TASK TO CARRY OUT: Bring together all lines of the material below that contain the string "investment".

── MATERIAL PROVIDED

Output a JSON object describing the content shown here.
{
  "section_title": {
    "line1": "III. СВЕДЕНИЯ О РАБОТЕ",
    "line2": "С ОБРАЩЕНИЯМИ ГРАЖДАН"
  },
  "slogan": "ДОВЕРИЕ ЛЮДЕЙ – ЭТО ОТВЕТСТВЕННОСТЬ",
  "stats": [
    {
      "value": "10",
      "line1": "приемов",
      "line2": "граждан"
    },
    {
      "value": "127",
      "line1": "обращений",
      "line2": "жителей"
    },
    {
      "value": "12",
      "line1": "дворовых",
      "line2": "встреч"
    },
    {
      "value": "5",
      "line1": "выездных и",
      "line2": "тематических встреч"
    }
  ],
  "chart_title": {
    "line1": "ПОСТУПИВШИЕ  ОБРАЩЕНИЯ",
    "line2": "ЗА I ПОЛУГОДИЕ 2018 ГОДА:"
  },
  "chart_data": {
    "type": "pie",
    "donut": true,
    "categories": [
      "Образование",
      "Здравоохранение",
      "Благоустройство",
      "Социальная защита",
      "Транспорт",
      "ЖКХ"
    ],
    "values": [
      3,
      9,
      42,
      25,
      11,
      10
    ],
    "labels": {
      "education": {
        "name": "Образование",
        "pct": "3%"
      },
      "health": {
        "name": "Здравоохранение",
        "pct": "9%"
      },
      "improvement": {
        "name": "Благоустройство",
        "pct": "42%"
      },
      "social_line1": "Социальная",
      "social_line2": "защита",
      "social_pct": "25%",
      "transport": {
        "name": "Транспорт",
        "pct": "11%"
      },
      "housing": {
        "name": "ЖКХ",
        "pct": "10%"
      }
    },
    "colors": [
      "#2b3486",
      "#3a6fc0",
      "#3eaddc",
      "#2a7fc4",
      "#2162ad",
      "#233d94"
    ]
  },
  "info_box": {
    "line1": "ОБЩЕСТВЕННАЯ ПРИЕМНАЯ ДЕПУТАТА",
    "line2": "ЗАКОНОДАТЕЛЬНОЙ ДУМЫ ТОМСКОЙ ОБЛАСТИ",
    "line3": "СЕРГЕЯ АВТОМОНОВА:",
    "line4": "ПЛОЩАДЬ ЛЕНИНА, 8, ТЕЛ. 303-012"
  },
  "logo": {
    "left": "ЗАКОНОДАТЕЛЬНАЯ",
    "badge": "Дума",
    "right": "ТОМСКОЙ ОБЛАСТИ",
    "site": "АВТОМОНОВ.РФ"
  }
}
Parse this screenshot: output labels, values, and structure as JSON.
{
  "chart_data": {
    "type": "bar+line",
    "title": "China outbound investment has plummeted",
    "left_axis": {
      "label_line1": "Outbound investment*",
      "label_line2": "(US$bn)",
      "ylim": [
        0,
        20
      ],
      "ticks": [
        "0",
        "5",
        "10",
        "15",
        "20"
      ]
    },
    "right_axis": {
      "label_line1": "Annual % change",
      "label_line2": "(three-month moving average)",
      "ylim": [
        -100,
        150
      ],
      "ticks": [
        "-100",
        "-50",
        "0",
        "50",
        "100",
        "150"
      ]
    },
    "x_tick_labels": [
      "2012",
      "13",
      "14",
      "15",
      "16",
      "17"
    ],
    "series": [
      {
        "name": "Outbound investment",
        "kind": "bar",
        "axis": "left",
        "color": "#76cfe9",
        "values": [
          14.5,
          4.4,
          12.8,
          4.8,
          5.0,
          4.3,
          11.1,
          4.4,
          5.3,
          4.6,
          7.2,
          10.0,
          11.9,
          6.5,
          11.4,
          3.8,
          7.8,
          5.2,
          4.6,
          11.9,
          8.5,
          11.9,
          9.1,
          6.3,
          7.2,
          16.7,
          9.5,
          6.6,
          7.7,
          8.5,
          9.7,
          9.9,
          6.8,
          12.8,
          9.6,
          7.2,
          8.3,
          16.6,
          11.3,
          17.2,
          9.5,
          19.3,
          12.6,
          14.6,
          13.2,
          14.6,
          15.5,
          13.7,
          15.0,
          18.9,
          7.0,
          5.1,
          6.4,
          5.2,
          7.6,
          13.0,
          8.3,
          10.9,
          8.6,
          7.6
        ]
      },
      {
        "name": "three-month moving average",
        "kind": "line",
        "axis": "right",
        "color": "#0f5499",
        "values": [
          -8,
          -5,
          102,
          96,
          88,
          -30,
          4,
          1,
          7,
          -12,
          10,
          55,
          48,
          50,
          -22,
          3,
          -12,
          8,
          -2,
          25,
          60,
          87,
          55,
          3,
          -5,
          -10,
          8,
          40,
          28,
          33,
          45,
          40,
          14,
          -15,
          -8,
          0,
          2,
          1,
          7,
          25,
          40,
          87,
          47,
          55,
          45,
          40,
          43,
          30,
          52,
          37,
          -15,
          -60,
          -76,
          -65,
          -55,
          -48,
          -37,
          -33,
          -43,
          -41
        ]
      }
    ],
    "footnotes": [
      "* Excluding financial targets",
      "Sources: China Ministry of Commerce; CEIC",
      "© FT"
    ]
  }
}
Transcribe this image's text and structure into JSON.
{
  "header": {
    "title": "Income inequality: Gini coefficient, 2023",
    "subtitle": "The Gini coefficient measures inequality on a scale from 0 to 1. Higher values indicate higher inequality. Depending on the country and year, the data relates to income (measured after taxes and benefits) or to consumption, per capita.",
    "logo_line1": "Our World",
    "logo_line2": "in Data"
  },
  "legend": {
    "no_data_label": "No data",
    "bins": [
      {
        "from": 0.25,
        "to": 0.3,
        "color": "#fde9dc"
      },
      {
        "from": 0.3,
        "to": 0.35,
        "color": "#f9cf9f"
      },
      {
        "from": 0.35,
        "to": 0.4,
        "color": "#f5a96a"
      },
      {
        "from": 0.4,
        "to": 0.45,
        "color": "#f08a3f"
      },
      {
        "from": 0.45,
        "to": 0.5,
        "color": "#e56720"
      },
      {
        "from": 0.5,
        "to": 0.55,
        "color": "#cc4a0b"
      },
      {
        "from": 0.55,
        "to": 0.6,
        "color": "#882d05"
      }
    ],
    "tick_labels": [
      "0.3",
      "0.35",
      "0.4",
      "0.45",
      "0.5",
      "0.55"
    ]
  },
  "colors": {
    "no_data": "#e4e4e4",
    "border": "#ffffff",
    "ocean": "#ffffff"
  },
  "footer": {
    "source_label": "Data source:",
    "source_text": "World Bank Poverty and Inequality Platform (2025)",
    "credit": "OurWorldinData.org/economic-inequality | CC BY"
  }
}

────

RESPONSE TO THIS TASK:
    "title": "China outbound investment has plummeted",
      "label_line1": "Outbound investment*",
        "name": "Outbound investment",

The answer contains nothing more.